Items from a dataset
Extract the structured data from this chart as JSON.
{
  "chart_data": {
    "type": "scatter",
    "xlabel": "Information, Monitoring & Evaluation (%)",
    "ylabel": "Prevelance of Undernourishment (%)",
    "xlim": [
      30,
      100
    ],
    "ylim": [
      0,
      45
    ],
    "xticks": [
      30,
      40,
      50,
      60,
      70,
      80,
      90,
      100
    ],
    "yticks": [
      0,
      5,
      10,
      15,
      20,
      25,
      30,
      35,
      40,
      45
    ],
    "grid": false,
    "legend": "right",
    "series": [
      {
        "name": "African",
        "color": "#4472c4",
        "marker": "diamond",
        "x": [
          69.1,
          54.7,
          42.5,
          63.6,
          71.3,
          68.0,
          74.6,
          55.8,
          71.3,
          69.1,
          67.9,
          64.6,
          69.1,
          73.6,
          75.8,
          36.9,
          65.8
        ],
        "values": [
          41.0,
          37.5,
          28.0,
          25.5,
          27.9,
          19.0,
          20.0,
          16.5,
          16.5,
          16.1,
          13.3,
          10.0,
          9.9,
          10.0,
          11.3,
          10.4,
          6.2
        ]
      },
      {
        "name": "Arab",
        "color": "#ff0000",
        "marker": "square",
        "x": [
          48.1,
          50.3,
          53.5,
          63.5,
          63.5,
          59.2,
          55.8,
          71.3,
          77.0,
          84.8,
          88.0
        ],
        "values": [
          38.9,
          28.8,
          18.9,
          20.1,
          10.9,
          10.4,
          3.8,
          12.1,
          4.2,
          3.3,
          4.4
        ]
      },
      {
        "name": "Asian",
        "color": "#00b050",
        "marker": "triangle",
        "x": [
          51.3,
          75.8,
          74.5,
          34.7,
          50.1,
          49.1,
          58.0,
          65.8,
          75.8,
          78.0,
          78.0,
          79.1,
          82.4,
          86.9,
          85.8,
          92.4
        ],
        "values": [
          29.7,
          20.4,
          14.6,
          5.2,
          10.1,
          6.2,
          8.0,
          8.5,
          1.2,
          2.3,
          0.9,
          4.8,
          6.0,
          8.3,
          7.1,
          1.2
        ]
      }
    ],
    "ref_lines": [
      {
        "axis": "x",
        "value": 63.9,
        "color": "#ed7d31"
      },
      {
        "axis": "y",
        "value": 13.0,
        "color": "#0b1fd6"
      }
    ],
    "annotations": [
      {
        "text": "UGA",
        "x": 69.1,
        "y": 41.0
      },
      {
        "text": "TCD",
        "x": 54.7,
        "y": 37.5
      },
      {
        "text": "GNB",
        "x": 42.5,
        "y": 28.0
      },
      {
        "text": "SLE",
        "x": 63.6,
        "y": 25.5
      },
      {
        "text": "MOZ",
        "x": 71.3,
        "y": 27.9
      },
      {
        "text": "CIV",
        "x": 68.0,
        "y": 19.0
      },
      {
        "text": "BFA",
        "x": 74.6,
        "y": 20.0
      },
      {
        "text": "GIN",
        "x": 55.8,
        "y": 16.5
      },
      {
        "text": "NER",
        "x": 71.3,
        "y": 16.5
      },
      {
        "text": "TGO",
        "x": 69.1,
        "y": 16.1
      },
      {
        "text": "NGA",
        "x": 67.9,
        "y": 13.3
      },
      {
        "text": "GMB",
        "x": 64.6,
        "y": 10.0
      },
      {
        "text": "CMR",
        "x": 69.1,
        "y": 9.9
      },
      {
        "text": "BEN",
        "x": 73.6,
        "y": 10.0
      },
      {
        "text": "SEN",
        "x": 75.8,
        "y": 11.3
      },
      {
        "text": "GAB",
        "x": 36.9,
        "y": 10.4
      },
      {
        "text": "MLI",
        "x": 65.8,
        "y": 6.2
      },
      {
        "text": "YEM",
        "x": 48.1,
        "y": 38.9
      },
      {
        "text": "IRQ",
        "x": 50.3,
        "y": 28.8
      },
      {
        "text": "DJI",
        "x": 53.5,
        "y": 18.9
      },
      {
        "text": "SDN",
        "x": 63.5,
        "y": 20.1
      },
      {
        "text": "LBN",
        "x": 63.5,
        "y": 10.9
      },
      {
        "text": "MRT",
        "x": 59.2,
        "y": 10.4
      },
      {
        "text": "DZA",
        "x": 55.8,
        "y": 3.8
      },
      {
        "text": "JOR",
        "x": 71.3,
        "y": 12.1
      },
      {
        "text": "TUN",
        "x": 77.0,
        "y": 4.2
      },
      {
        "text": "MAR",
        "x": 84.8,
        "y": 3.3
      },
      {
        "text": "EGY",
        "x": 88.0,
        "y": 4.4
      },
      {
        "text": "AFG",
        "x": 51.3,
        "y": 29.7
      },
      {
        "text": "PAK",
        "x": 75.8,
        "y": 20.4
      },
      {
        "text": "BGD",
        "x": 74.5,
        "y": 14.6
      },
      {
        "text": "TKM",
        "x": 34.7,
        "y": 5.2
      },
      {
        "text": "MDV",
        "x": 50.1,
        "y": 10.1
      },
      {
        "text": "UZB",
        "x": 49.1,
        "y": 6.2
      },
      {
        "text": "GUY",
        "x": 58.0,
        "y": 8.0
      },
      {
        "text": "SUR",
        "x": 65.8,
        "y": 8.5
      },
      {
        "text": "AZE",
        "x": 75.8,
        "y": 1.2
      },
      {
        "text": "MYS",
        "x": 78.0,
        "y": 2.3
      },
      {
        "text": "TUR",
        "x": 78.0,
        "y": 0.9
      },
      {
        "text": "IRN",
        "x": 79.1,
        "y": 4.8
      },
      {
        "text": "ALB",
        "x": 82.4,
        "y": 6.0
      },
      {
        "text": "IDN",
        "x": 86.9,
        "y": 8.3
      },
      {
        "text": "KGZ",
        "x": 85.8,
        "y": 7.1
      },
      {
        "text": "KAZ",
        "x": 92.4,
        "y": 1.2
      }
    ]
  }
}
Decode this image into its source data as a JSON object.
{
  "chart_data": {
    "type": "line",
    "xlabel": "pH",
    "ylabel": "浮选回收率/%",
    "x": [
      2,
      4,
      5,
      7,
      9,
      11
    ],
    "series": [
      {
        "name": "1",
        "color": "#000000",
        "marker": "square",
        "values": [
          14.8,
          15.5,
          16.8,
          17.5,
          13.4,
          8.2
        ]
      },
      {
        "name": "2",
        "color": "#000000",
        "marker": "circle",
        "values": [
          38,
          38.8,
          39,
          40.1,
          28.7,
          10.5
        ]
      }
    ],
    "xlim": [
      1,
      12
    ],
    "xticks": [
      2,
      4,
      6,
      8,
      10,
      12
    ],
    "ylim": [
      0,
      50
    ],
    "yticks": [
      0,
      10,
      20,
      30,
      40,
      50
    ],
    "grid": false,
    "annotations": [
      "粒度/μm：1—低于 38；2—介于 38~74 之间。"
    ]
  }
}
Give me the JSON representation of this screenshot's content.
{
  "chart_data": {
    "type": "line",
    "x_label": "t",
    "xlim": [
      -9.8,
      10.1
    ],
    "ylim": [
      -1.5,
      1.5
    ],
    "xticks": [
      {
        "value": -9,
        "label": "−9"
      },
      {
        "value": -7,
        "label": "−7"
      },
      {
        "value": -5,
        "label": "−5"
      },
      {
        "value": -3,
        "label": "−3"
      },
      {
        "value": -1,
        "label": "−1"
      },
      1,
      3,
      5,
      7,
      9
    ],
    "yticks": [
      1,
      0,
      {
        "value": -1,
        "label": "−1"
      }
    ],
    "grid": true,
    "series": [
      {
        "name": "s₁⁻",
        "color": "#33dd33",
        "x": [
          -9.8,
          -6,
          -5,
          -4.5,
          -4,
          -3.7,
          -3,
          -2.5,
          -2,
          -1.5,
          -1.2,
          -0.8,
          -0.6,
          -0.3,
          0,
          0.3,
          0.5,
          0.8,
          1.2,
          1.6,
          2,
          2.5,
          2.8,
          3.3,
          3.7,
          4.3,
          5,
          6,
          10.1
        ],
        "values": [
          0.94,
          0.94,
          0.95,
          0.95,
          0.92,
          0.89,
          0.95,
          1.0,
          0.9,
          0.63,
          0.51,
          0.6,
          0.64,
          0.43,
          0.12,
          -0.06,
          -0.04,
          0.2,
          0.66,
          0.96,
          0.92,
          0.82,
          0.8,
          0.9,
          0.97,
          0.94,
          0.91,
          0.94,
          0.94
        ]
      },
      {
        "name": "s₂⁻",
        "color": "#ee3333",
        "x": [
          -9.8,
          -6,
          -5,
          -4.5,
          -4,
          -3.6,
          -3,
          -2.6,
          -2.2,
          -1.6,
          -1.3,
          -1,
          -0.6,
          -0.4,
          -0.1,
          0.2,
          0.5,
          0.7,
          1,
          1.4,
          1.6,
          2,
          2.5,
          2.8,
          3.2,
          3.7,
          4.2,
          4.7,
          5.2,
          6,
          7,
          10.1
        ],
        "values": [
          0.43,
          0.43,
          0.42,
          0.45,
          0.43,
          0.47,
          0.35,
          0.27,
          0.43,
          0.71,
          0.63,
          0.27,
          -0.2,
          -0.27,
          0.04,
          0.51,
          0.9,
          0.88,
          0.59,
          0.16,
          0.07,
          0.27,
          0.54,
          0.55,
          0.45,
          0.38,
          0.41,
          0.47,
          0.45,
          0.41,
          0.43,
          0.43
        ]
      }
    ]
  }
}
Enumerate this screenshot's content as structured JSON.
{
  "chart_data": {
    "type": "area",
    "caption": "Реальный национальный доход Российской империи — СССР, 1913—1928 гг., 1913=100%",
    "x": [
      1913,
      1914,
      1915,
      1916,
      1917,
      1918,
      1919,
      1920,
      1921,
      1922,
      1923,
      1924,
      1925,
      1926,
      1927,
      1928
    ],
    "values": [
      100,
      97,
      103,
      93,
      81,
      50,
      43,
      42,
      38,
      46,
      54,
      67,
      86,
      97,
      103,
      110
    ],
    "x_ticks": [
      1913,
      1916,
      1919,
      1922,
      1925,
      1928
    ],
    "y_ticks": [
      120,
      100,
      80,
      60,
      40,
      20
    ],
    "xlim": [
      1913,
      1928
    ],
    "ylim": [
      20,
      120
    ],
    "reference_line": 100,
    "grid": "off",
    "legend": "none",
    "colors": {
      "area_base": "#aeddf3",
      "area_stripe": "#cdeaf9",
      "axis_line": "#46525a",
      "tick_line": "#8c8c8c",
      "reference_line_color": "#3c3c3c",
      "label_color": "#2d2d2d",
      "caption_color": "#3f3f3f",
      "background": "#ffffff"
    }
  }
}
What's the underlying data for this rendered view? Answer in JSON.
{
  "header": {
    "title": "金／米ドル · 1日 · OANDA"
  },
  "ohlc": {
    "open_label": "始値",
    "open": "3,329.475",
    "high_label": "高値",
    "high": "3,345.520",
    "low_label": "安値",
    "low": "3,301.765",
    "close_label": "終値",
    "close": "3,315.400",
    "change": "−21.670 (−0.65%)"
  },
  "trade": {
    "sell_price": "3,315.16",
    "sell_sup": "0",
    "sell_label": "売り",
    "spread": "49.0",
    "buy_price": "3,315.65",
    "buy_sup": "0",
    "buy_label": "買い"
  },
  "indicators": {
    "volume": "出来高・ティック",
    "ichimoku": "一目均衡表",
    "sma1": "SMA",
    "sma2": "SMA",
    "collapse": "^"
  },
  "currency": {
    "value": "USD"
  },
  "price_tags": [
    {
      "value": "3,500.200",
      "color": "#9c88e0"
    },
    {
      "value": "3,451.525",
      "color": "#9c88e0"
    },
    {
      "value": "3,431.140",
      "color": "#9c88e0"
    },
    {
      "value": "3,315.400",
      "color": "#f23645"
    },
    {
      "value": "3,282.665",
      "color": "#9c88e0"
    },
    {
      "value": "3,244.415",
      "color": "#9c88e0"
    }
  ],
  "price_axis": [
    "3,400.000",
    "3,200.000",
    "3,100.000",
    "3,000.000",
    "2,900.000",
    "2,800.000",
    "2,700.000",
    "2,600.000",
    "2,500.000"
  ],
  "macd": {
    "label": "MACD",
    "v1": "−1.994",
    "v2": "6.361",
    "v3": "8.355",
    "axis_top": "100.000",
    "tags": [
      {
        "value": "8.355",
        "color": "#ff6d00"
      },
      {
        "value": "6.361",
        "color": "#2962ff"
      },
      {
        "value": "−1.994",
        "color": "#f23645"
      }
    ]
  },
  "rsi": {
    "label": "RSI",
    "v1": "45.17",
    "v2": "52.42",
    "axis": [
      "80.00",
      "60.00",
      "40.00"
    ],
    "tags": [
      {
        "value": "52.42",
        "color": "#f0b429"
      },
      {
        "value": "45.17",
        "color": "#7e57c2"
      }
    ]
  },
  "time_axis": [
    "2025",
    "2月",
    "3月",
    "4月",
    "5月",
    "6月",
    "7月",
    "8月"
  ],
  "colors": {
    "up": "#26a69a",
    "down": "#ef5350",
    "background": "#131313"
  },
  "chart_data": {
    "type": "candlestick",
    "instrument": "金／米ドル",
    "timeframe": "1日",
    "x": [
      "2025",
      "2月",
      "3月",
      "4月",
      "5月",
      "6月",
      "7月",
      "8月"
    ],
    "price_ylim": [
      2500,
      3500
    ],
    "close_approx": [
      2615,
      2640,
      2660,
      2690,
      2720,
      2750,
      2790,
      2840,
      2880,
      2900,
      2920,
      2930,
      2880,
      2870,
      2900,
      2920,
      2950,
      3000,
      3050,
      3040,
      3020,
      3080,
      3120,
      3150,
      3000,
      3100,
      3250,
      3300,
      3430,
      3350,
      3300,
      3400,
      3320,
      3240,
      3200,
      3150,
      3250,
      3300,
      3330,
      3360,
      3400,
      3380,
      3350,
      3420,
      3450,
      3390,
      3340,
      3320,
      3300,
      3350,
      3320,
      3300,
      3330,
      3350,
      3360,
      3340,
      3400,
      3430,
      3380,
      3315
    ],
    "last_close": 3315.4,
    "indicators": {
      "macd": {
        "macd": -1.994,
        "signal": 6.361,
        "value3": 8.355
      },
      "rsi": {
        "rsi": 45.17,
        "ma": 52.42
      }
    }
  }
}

Task requirements
Where a line in the entries holds the word "this", copy that line.

Exercise response
Extract the structured data from this chart as JSON.
Decode this image into its source data as a JSON object.
Give me the JSON representation of this screenshot's content.
Enumerate this screenshot's content as structured JSON.
What's the underlying data for this rendered view? Answer in JSON.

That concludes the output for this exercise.